## [DESCRIPTION OF THE TASK]
Using the data below, determine the number of lines that include the string "lleva". Write only that number.

## [EXTRACTED ENTRIES]
========================================================================

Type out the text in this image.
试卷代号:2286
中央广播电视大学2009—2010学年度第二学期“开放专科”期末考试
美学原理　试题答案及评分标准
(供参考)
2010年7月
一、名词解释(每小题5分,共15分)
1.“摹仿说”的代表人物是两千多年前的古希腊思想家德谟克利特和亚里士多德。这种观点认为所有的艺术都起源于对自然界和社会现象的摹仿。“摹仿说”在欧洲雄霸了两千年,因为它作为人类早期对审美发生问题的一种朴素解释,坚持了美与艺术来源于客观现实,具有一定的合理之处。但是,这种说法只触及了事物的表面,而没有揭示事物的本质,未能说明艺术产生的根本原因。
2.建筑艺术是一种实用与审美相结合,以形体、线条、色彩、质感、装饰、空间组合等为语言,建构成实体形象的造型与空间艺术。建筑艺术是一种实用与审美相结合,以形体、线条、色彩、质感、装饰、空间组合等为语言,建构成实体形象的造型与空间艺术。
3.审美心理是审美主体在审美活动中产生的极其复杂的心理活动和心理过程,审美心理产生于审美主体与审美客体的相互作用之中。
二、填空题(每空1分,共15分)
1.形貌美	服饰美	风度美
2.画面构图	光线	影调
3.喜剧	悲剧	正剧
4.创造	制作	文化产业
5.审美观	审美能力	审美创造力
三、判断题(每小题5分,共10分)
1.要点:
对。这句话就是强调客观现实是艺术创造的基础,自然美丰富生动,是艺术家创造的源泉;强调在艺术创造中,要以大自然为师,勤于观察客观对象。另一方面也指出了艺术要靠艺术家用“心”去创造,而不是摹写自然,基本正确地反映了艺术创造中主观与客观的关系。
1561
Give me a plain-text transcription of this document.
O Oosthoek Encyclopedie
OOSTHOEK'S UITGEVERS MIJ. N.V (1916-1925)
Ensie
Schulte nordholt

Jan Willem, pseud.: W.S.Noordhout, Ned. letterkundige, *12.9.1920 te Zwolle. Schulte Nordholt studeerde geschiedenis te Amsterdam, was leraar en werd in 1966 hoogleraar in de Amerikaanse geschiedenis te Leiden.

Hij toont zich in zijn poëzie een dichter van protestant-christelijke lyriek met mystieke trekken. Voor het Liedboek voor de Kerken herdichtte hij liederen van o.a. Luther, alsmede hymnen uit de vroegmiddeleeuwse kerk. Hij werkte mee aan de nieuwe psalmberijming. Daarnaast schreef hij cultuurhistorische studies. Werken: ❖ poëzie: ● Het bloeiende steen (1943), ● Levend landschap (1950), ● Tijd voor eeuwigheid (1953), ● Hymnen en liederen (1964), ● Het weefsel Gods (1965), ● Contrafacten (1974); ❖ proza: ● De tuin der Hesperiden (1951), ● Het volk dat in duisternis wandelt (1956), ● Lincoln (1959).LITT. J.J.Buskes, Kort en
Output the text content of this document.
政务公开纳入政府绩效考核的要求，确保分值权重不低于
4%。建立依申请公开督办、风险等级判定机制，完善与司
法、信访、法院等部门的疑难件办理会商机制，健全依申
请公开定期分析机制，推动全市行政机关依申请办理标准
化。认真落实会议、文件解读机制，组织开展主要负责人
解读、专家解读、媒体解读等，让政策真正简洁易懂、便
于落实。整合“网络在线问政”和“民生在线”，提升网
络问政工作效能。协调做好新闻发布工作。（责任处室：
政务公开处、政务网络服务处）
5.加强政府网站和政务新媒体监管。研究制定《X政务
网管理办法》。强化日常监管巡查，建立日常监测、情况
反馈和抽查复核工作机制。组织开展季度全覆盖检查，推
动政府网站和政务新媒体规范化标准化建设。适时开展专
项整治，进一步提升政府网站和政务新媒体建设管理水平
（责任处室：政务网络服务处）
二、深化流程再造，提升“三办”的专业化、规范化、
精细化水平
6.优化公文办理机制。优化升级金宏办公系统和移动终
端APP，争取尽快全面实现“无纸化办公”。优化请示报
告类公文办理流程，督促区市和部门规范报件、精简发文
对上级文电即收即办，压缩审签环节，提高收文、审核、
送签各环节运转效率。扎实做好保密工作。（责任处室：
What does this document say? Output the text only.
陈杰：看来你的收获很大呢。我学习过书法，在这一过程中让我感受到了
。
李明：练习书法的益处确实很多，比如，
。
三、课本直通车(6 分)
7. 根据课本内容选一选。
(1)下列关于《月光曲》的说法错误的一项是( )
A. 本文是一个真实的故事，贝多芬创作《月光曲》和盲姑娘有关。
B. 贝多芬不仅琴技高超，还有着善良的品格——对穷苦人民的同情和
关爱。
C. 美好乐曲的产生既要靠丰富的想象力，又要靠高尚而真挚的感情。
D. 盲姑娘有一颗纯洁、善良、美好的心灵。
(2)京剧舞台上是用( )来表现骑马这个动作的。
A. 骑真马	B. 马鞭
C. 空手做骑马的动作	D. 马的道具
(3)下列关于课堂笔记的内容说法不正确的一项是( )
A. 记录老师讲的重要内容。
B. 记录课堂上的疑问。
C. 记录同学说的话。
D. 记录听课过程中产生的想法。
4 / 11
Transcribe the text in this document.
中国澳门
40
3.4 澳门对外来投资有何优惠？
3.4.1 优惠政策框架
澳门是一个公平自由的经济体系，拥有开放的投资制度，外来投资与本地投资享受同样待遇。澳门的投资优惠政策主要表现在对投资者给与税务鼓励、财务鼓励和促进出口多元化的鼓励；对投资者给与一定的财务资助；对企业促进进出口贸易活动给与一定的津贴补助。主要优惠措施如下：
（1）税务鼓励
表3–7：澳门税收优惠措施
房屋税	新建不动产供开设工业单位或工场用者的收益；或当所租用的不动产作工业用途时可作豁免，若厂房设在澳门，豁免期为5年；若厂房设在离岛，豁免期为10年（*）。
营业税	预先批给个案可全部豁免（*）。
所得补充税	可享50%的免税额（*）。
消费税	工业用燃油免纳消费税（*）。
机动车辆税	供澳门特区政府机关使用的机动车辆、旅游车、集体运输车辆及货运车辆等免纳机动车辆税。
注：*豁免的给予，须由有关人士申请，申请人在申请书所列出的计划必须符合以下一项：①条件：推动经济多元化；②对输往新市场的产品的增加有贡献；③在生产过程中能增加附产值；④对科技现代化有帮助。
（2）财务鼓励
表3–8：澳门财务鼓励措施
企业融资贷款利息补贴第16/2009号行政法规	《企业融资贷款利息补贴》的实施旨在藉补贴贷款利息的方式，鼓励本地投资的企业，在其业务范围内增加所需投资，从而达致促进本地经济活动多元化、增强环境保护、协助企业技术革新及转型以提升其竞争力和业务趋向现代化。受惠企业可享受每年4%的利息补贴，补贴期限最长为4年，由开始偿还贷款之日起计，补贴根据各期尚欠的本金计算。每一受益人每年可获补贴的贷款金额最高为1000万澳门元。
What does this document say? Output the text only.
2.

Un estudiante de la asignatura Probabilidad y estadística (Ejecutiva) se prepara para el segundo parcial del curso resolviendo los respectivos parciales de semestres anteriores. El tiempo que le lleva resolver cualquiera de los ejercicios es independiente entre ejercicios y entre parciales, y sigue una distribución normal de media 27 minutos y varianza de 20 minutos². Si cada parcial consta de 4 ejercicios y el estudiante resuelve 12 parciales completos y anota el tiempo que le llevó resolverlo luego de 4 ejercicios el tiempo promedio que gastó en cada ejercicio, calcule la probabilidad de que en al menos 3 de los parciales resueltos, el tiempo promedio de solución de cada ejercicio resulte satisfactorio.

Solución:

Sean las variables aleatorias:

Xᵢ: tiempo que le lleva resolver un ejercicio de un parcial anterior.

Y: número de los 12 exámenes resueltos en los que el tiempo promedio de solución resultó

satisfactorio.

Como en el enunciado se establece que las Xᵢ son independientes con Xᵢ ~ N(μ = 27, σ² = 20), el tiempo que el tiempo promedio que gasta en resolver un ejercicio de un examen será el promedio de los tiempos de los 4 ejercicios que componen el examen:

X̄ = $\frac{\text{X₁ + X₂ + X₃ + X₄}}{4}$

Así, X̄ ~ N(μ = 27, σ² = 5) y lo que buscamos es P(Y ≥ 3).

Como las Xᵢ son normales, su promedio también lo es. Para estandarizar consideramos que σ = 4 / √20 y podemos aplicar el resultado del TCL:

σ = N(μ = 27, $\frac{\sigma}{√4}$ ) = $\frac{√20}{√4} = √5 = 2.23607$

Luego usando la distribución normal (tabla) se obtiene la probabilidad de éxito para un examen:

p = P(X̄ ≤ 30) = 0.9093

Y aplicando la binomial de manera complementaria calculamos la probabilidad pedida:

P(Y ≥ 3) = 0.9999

========================================================================

## [THE ANSWER]
2